Given instruction >> Turn every line of the material below into a Markdown table with two columns, Row and Line, where Row gives the row number and Line gives the line. Leave out blank lines and the pictures.

Given records >>
*-*-*
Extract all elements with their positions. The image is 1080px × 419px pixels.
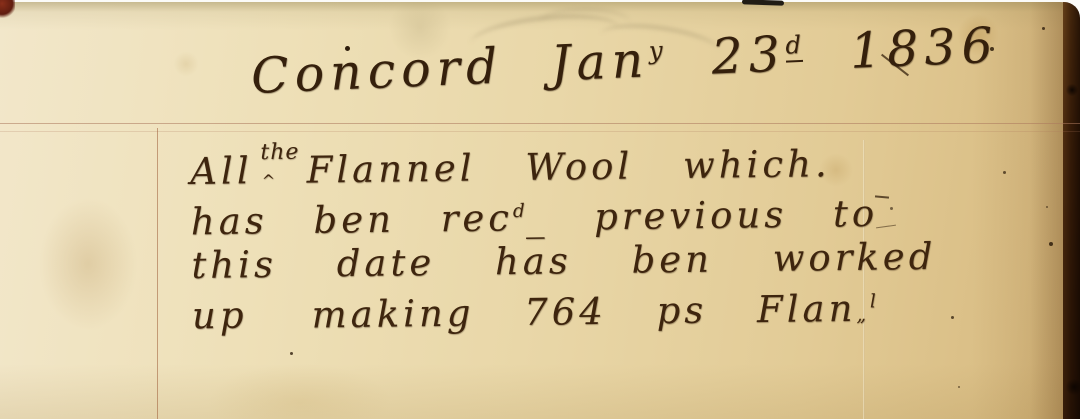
book-edge <box>1063 2 1080 419</box>
foxing-spot <box>1049 242 1053 246</box>
line4-superscript: l <box>870 291 877 312</box>
line2-superscript: d <box>513 201 526 222</box>
line2-pre: has ben rec <box>191 196 514 243</box>
foxing-spot <box>951 316 954 319</box>
ink-dot <box>290 352 293 355</box>
foxing-spot <box>958 386 960 388</box>
foxing-spot <box>1042 27 1045 30</box>
page-edge-shadow <box>1030 2 1066 419</box>
line2-post: _ previous to <box>526 192 879 239</box>
caret-mark: ^ <box>262 159 280 203</box>
heading-day: 23d <box>710 25 803 86</box>
line4-word-up: up <box>192 294 248 338</box>
heading-year: 1836 <box>849 17 1000 80</box>
line1-post: Flannel Wool which. <box>306 142 831 191</box>
ledger-rule-horizontal <box>0 123 1080 124</box>
heading-day-text: 23 <box>710 26 787 86</box>
red-corner-stain <box>0 0 15 18</box>
scanned-manuscript: Concord Jany 23d 1836 Allthe^Flannel Woo… <box>0 0 1080 419</box>
line4-pre: making 764 ps Flan <box>311 287 856 337</box>
bleed-through-mark <box>540 8 630 35</box>
heading-month: Jany <box>550 31 666 93</box>
entry-line-4: upmaking 764 ps Flan„l <box>192 279 938 345</box>
foxing-spot <box>1046 206 1048 208</box>
journal-entry: Allthe^Flannel Wool which. has ben recd_… <box>190 141 937 346</box>
heading-place: Concord <box>250 37 504 105</box>
heading-month-text: Jan <box>550 31 651 92</box>
entry-line-2: has ben recd_ previous to <box>191 185 937 244</box>
foxing-spot <box>1003 171 1006 174</box>
line4-rest: making 764 ps Flan„l <box>311 286 877 336</box>
heading-day-superscript: d <box>785 30 803 63</box>
heading-month-superscript: y <box>648 35 664 65</box>
line4-abbrev-marks: „ <box>856 304 870 325</box>
ledger-rule-horizontal-faint <box>0 131 1080 132</box>
ledger-rule-vertical <box>157 128 158 419</box>
inserted-word: the^ <box>253 177 307 184</box>
line1-pre: All <box>190 149 253 193</box>
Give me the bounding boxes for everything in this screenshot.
*-*-*
Full response >>
| Row | Line |
|---|---|
| 1 | Extract all elements with their positions. The image is 1080px × 419px pixels. |
| 2 | book-edge <box>1063 2 1080 419</box> |
| 3 | foxing-spot <box>1049 242 1053 246</box> |
| 4 | line4-superscript: l <box>870 291 877 312</box> |
| 5 | line2-superscript: d <box>513 201 526 222</box> |
| 6 | line2-pre: has ben rec <box>191 196 514 243</box> |
| 7 | foxing-spot <box>951 316 954 319</box> |
| 8 | ink-dot <box>290 352 293 355</box> |
| 9 | foxing-spot <box>958 386 960 388</box> |
| 10 | foxing-spot <box>1042 27 1045 30</box> |
| 11 | page-edge-shadow <box>1030 2 1066 419</box> |
| 12 | line2-post: _ previous to <box>526 192 879 239</box> |
| 13 | caret-mark: ^ <box>262 159 280 203</box> |
| 14 | heading-day: 23d <box>710 25 803 86</box> |
| 15 | line4-word-up: up <box>192 294 248 338</box> |
| 16 | heading-year: 1836 <box>849 17 1000 80</box> |
| 17 | line1-post: Flannel Wool which. <box>306 142 831 191</box> |
| 18 | ledger-rule-horizontal <box>0 123 1080 124</box> |
| 19 | heading-day-text: 23 <box>710 26 787 86</box> |
| 20 | red-corner-stain <box>0 0 15 18</box> |
| 21 | scanned-manuscript: Concord Jany 23d 1836 Allthe^Flannel Woo… <box>0 0 1080 419</box> |
| 22 | line4-pre: making 764 ps Flan <box>311 287 856 337</box> |
| 23 | bleed-through-mark <box>540 8 630 35</box> |
| 24 | heading-month: Jany <box>550 31 666 93</box> |
| 25 | entry-line-4: upmaking 764 ps Flan„l <box>192 279 938 345</box> |
| 26 | foxing-spot <box>1046 206 1048 208</box> |
| 27 | journal-entry: Allthe^Flannel Wool which. has ben recd_… <box>190 141 937 346</box> |
| 28 | heading-place: Concord <box>250 37 504 105</box> |
| 29 | heading-month-text: Jan <box>550 31 651 92</box> |
| 30 | entry-line-2: has ben recd_ previous to <box>191 185 937 244</box> |
| 31 | foxing-spot <box>1003 171 1006 174</box> |
| 32 | line4-rest: making 764 ps Flan„l <box>311 286 877 336</box> |
| 33 | heading-day-superscript: d <box>785 30 803 63</box> |
| 34 | heading-month-superscript: y <box>648 35 664 65</box> |
| 35 | line4-abbrev-marks: „ <box>856 304 870 325</box> |
| 36 | ledger-rule-horizontal-faint <box>0 131 1080 132</box> |
| 37 | ledger-rule-vertical <box>157 128 158 419</box> |
| 38 | inserted-word: the^ <box>253 177 307 184</box> |
| 39 | line1-pre: All <box>190 149 253 193</box> |
| 40 | Give me the bounding boxes for everything in this screenshot. |